_DIRECTIVE_. Find every line in the records below that holds the word "arrangements", and copy each one.

** Start of SOURCE RECORDS **

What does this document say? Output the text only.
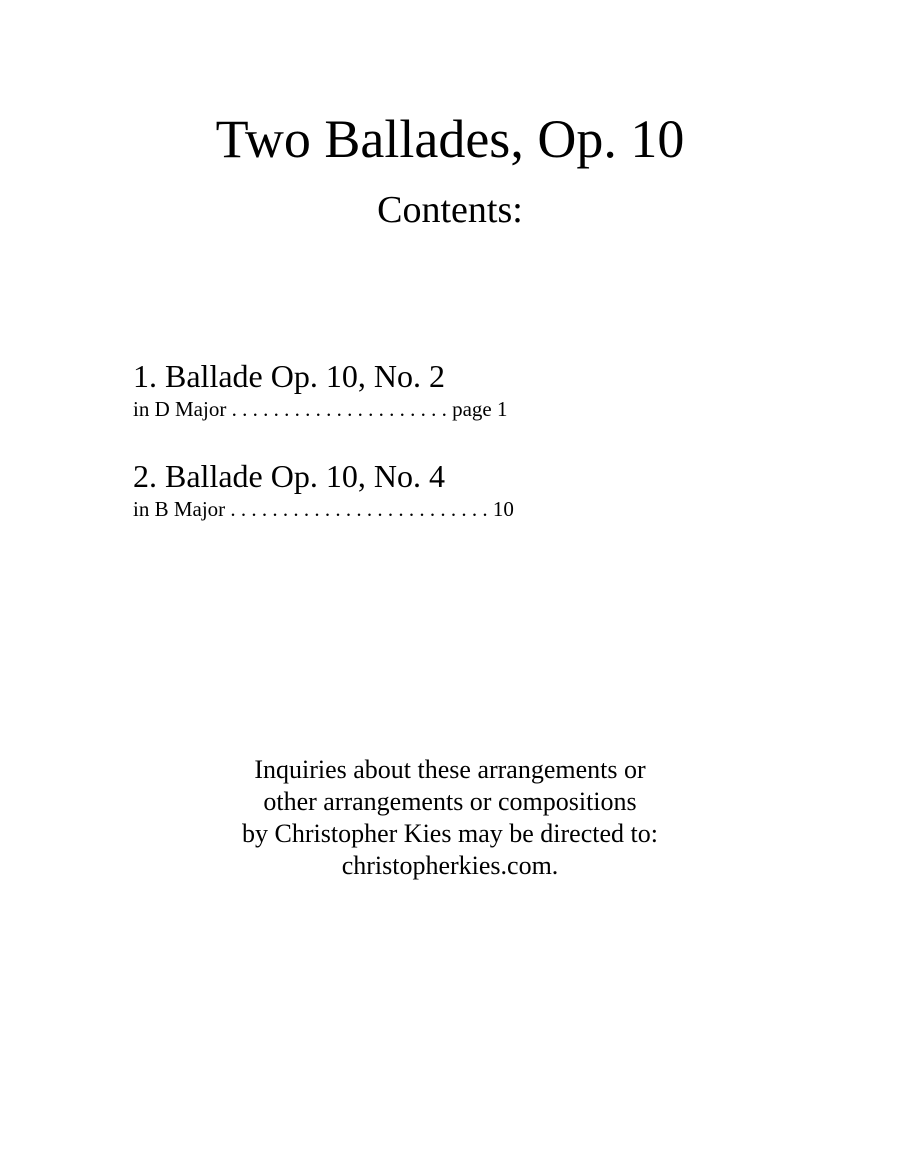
Two Ballades, Op. 10
Contents:
1. Ballade Op. 10, No. 2
in D Major . . . . . . . . . . . . . . . . . . . . . page 1
2. Ballade Op. 10, No. 4
in B Major . . . . . . . . . . . . . . . . . . . . . . . . . 10
Inquiries about these arrangements or
other arrangements or compositions
by Christopher Kies may be directed to:
christopherkies.com.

** End of SOURCE RECORDS **

_THE ANSWER_.
Inquiries about these arrangements or
other arrangements or compositions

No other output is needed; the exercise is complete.